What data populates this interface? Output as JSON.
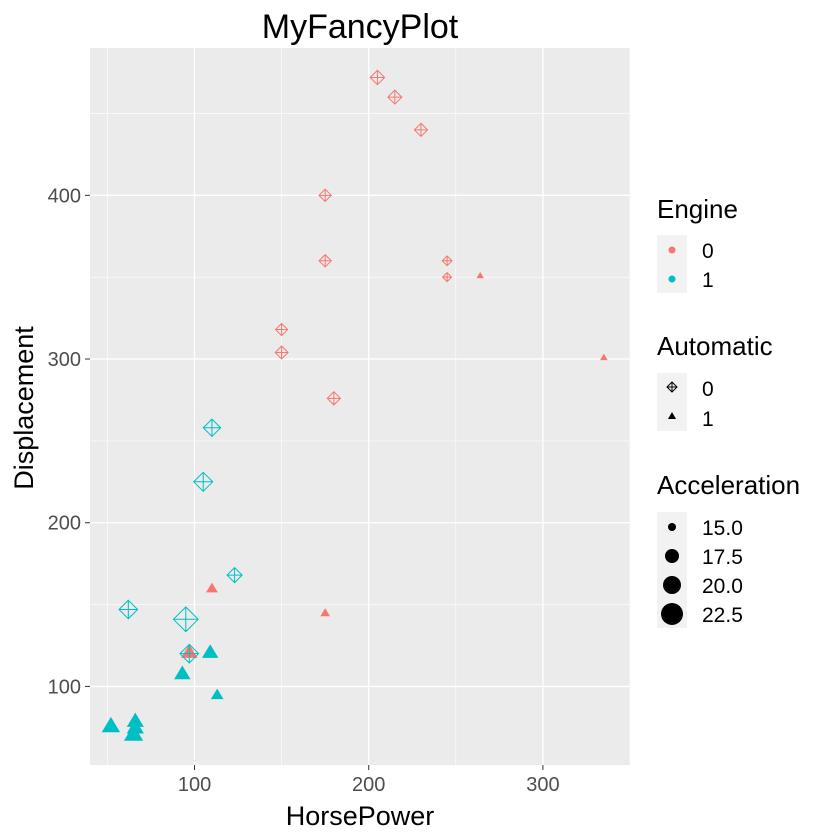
{
  "chart_data": {
    "type": "scatter",
    "title": "MyFancyPlot",
    "xlabel": "HorsePower",
    "ylabel": "Displacement",
    "xlim": [
      40,
      350
    ],
    "ylim": [
      52,
      490
    ],
    "xticks": [
      100,
      200,
      300
    ],
    "yticks": [
      100,
      200,
      300,
      400
    ],
    "grid": true,
    "legend_position": "right",
    "colors": {
      "0": "#F8766D",
      "1": "#00BFC4"
    },
    "legends": {
      "color": {
        "title": "Engine",
        "entries": [
          "0",
          "1"
        ]
      },
      "shape": {
        "title": "Automatic",
        "entries": [
          "0",
          "1"
        ],
        "shapes": [
          "diamond-plus",
          "triangle"
        ]
      },
      "size": {
        "title": "Acceleration",
        "entries": [
          "15.0",
          "17.5",
          "20.0",
          "22.5"
        ]
      }
    },
    "points": [
      {
        "x": 205,
        "y": 472,
        "engine": "0",
        "automatic": "0",
        "acceleration": 18.0
      },
      {
        "x": 215,
        "y": 460,
        "engine": "0",
        "automatic": "0",
        "acceleration": 17.8
      },
      {
        "x": 230,
        "y": 440,
        "engine": "0",
        "automatic": "0",
        "acceleration": 17.4
      },
      {
        "x": 175,
        "y": 400,
        "engine": "0",
        "automatic": "0",
        "acceleration": 17.0
      },
      {
        "x": 175,
        "y": 360,
        "engine": "0",
        "automatic": "0",
        "acceleration": 17.0
      },
      {
        "x": 245,
        "y": 360,
        "engine": "0",
        "automatic": "0",
        "acceleration": 15.8
      },
      {
        "x": 245,
        "y": 350,
        "engine": "0",
        "automatic": "0",
        "acceleration": 15.4
      },
      {
        "x": 264,
        "y": 351,
        "engine": "0",
        "automatic": "1",
        "acceleration": 14.5
      },
      {
        "x": 150,
        "y": 318,
        "engine": "0",
        "automatic": "0",
        "acceleration": 16.9
      },
      {
        "x": 150,
        "y": 304,
        "engine": "0",
        "automatic": "0",
        "acceleration": 17.3
      },
      {
        "x": 335,
        "y": 301,
        "engine": "0",
        "automatic": "1",
        "acceleration": 14.6
      },
      {
        "x": 180,
        "y": 276,
        "engine": "0",
        "automatic": "0",
        "acceleration": 17.4
      },
      {
        "x": 110,
        "y": 258,
        "engine": "1",
        "automatic": "0",
        "acceleration": 19.4
      },
      {
        "x": 105,
        "y": 225,
        "engine": "1",
        "automatic": "0",
        "acceleration": 20.2
      },
      {
        "x": 123,
        "y": 168,
        "engine": "1",
        "automatic": "0",
        "acceleration": 18.3
      },
      {
        "x": 110,
        "y": 160,
        "engine": "0",
        "automatic": "1",
        "acceleration": 16.5
      },
      {
        "x": 62,
        "y": 147,
        "engine": "1",
        "automatic": "0",
        "acceleration": 20.0
      },
      {
        "x": 175,
        "y": 145,
        "engine": "0",
        "automatic": "1",
        "acceleration": 15.5
      },
      {
        "x": 95,
        "y": 141,
        "engine": "1",
        "automatic": "0",
        "acceleration": 22.9
      },
      {
        "x": 97,
        "y": 121,
        "engine": "0",
        "automatic": "1",
        "acceleration": 18.6
      },
      {
        "x": 109,
        "y": 121,
        "engine": "1",
        "automatic": "1",
        "acceleration": 18.6
      },
      {
        "x": 93,
        "y": 108,
        "engine": "1",
        "automatic": "1",
        "acceleration": 18.6
      },
      {
        "x": 97,
        "y": 120,
        "engine": "1",
        "automatic": "0",
        "acceleration": 20.0
      },
      {
        "x": 113,
        "y": 95,
        "engine": "1",
        "automatic": "1",
        "acceleration": 16.9
      },
      {
        "x": 66,
        "y": 79,
        "engine": "1",
        "automatic": "1",
        "acceleration": 18.9
      },
      {
        "x": 52,
        "y": 76,
        "engine": "1",
        "automatic": "1",
        "acceleration": 19.5
      },
      {
        "x": 65,
        "y": 71,
        "engine": "1",
        "automatic": "1",
        "acceleration": 19.9
      },
      {
        "x": 66,
        "y": 75,
        "engine": "1",
        "automatic": "1",
        "acceleration": 19.0
      }
    ]
  }
}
________________________
** TASK DETAILS **
Find the word "title" in the entries above and gather every line that holds it.

** OUTPUT BELOW **
    "title": "MyFancyPlot",
        "title": "Engine",
        "title": "Automatic",
        "title": "Acceleration",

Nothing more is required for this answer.